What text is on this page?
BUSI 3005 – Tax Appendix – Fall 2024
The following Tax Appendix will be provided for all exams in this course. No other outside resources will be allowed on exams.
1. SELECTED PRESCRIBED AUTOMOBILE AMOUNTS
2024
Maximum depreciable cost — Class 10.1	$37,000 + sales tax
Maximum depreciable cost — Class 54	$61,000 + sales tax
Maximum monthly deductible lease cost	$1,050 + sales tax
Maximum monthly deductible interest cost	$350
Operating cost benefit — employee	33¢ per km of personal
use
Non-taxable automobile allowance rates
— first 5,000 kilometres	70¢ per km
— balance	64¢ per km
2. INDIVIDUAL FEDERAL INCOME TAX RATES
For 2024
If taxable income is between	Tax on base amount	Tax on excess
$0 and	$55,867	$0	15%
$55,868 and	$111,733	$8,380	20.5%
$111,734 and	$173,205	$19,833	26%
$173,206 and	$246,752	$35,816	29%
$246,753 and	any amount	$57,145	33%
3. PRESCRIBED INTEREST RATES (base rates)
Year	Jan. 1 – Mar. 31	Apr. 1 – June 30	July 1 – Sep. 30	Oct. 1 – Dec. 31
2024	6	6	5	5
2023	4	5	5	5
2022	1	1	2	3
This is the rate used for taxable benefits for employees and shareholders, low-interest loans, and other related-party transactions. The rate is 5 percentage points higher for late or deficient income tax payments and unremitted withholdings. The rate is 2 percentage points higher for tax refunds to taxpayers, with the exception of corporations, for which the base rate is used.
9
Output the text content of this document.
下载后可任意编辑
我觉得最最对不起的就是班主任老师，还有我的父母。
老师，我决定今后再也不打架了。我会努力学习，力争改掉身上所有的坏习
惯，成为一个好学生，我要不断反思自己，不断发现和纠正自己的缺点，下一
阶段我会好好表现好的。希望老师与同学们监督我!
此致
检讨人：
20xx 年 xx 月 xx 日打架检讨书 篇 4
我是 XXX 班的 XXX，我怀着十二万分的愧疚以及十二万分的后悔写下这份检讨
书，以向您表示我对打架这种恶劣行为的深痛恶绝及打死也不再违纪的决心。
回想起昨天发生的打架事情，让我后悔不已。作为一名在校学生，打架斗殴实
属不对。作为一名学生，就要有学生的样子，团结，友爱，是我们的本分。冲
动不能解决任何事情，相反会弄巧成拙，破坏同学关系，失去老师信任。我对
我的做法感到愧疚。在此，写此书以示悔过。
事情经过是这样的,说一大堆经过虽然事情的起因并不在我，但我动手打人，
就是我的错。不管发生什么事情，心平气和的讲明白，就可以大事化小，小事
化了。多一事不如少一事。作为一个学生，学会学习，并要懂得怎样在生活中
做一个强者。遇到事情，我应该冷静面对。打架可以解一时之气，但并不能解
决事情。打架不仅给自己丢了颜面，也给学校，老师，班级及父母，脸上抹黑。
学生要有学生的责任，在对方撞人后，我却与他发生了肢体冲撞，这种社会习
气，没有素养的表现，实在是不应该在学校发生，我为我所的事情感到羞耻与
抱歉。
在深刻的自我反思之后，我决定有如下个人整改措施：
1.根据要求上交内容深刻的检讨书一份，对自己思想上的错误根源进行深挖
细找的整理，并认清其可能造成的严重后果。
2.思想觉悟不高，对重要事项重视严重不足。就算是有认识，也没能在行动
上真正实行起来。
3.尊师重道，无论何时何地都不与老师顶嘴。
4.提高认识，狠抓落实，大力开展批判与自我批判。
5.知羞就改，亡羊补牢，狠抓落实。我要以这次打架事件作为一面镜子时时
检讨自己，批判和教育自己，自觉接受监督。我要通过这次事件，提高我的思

# Instructions for the task
Send back each record exactly as it stands.

# Reply to the exercise
What text is on this page?
BUSI 3005 – Tax Appendix – Fall 2024
The following Tax Appendix will be provided for all exams in this course. No other outside resources will be allowed on exams.
1. SELECTED PRESCRIBED AUTOMOBILE AMOUNTS
2024
Maximum depreciable cost — Class 10.1	$37,000 + sales tax
Maximum depreciable cost — Class 54	$61,000 + sales tax
Maximum monthly deductible lease cost	$1,050 + sales tax
Maximum monthly deductible interest cost	$350
Operating cost benefit — employee	33¢ per km of personal
use
Non-taxable automobile allowance rates
— first 5,000 kilometres	70¢ per km
— balance	64¢ per km
2. INDIVIDUAL FEDERAL INCOME TAX RATES
For 2024
If taxable income is between	Tax on base amount	Tax on excess
$0 and	$55,867	$0	15%
$55,868 and	$111,733	$8,380	20.5%
$111,734 and	$173,205	$19,833	26%
$173,206 and	$246,752	$35,816	29%
$246,753 and	any amount	$57,145	33%
3. PRESCRIBED INTEREST RATES (base rates)
Year	Jan. 1 – Mar. 31	Apr. 1 – June 30	July 1 – Sep. 30	Oct. 1 – Dec. 31
2024	6	6	5	5
2023	4	5	5	5
2022	1	1	2	3
This is the rate used for taxable benefits for employees and shareholders, low-interest loans, and other related-party transactions. The rate is 5 percentage points higher for late or deficient income tax payments and unremitted withholdings. The rate is 2 percentage points higher for tax refunds to taxpayers, with the exception of corporations, for which the base rate is used.
9
Output the text content of this document.
下载后可任意编辑
我觉得最最对不起的就是班主任老师，还有我的父母。
老师，我决定今后再也不打架了。我会努力学习，力争改掉身上所有的坏习
惯，成为一个好学生，我要不断反思自己，不断发现和纠正自己的缺点，下一
阶段我会好好表现好的。希望老师与同学们监督我!
此致
检讨人：
20xx 年 xx 月 xx 日打架检讨书 篇 4
我是 XXX 班的 XXX，我怀着十二万分的愧疚以及十二万分的后悔写下这份检讨
书，以向您表示我对打架这种恶劣行为的深痛恶绝及打死也不再违纪的决心。
回想起昨天发生的打架事情，让我后悔不已。作为一名在校学生，打架斗殴实
属不对。作为一名学生，就要有学生的样子，团结，友爱，是我们的本分。冲
动不能解决任何事情，相反会弄巧成拙，破坏同学关系，失去老师信任。我对
我的做法感到愧疚。在此，写此书以示悔过。
事情经过是这样的,说一大堆经过虽然事情的起因并不在我，但我动手打人，
就是我的错。不管发生什么事情，心平气和的讲明白，就可以大事化小，小事
化了。多一事不如少一事。作为一个学生，学会学习，并要懂得怎样在生活中
做一个强者。遇到事情，我应该冷静面对。打架可以解一时之气，但并不能解
决事情。打架不仅给自己丢了颜面，也给学校，老师，班级及父母，脸上抹黑。
学生要有学生的责任，在对方撞人后，我却与他发生了肢体冲撞，这种社会习
气，没有素养的表现，实在是不应该在学校发生，我为我所的事情感到羞耻与
抱歉。
在深刻的自我反思之后，我决定有如下个人整改措施：
1.根据要求上交内容深刻的检讨书一份，对自己思想上的错误根源进行深挖
细找的整理，并认清其可能造成的严重后果。
2.思想觉悟不高，对重要事项重视严重不足。就算是有认识，也没能在行动
上真正实行起来。
3.尊师重道，无论何时何地都不与老师顶嘴。
4.提高认识，狠抓落实，大力开展批判与自我批判。
5.知羞就改，亡羊补牢，狠抓落实。我要以这次打架事件作为一面镜子时时
检讨自己，批判和教育自己，自觉接受监督。我要通过这次事件，提高我的思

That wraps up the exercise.